For each line in the data below that holds "JSON", return a copy.

--- Start Data supplied ---

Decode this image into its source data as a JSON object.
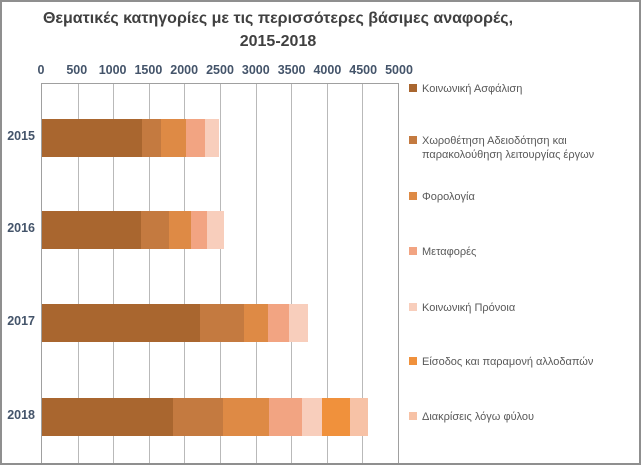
{
  "title": {
    "line1": "Θεματικές κατηγορίες με τις περισσότερες βάσιμες αναφορές,",
    "line2": "2015-2018"
  },
  "chart_data": {
    "type": "bar",
    "orientation": "horizontal",
    "stacked": true,
    "title": "Θεματικές κατηγορίες με τις περισσότερες βάσιμες αναφορές, 2015-2018",
    "xlabel": "",
    "ylabel": "",
    "grid": true,
    "legend_position": "right",
    "x_axis": {
      "min": 0,
      "max": 5000,
      "tick_step": 500,
      "ticks": [
        "0",
        "500",
        "1000",
        "1500",
        "2000",
        "2500",
        "3000",
        "3500",
        "4000",
        "4500",
        "5000"
      ]
    },
    "categories": [
      "2015",
      "2016",
      "2017",
      "2018"
    ],
    "series": [
      {
        "name": "Κοινωνική Ασφάλιση",
        "color": "#A9662F",
        "values": [
          1390,
          1385,
          2210,
          1825
        ]
      },
      {
        "name": "Χωροθέτηση Αδειοδότηση και παρακολούθηση λειτουργίας έργων",
        "color": "#C47A40",
        "values": [
          270,
          395,
          615,
          700
        ]
      },
      {
        "name": "Φορολογία",
        "color": "#DE8A45",
        "values": [
          350,
          300,
          330,
          650
        ]
      },
      {
        "name": "Μεταφορές",
        "color": "#F2A482",
        "values": [
          265,
          225,
          300,
          450
        ]
      },
      {
        "name": "Κοινωνική Πρόνοια",
        "color": "#F8CEBC",
        "values": [
          200,
          240,
          260,
          280
        ]
      },
      {
        "name": "Είσοδος και παραμονή αλλοδαπών",
        "color": "#F0913C",
        "values": [
          0,
          0,
          0,
          395
        ]
      },
      {
        "name": "Διακρίσεις λόγω φύλου",
        "color": "#F7C2A6",
        "values": [
          0,
          0,
          0,
          255
        ]
      }
    ],
    "totals": [
      2475,
      2545,
      3715,
      4555
    ]
  },
  "colors": {
    "title_text": "#404040",
    "axis_text": "#44546A",
    "legend_text": "#595959",
    "gridline": "#b9b9b9",
    "plot_border": "#a0a0a0",
    "chart_frame": "#8f8f8f",
    "background": "#ffffff"
  }
}
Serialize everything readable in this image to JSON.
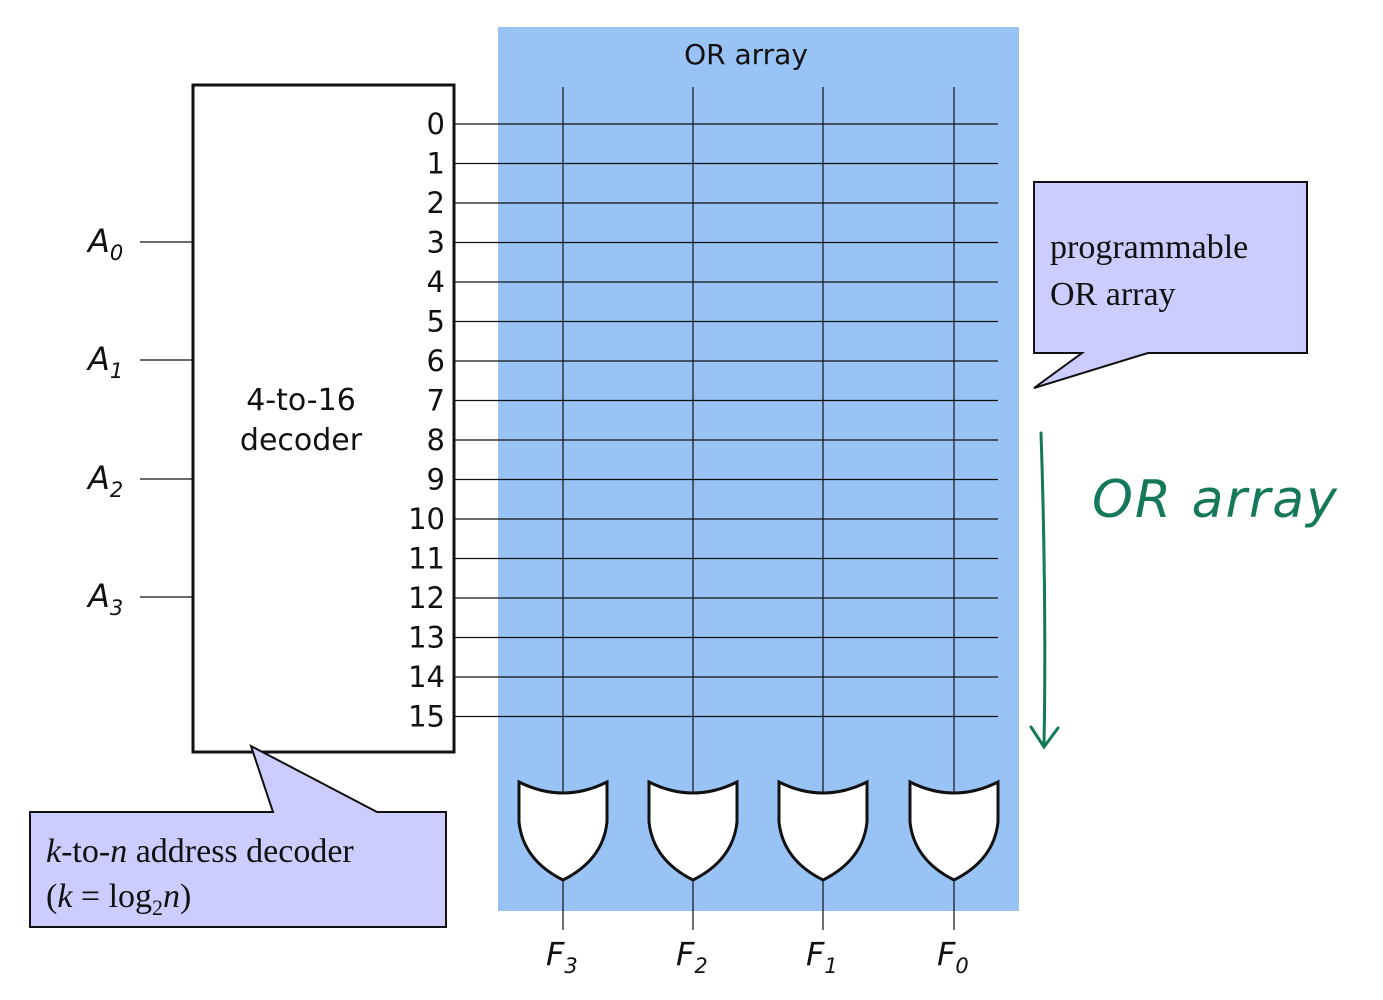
{
  "diagram": {
    "or_array_label": "OR array",
    "decoder_label_line1": "4-to-16",
    "decoder_label_line2": "decoder",
    "decoder_outputs": [
      "0",
      "1",
      "2",
      "3",
      "4",
      "5",
      "6",
      "7",
      "8",
      "9",
      "10",
      "11",
      "12",
      "13",
      "14",
      "15"
    ],
    "inputs": [
      {
        "base": "A",
        "sub": "0"
      },
      {
        "base": "A",
        "sub": "1"
      },
      {
        "base": "A",
        "sub": "2"
      },
      {
        "base": "A",
        "sub": "3"
      }
    ],
    "outputs": [
      {
        "base": "F",
        "sub": "3"
      },
      {
        "base": "F",
        "sub": "2"
      },
      {
        "base": "F",
        "sub": "1"
      },
      {
        "base": "F",
        "sub": "0"
      }
    ],
    "callout_or": {
      "line1": "programmable",
      "line2": "OR array"
    },
    "callout_decoder": {
      "line1_k": "k",
      "line1_to": "-to-",
      "line1_n": "n",
      "line1_rest": " address decoder",
      "line2_open": "(",
      "line2_k": "k",
      "line2_eq": " = log",
      "line2_sub": "2",
      "line2_n": "n",
      "line2_close": ")"
    },
    "handwritten_note": "OR array",
    "colors": {
      "or_array_bg": "#99c3f5",
      "callout_bg": "#ccccff",
      "handwriting": "#16785a",
      "line": "#111111"
    }
  }
}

--- End Data supplied ---

Answer to this task.
Decode this image into its source data as a JSON object.
Serialize everything readable in this image to JSON.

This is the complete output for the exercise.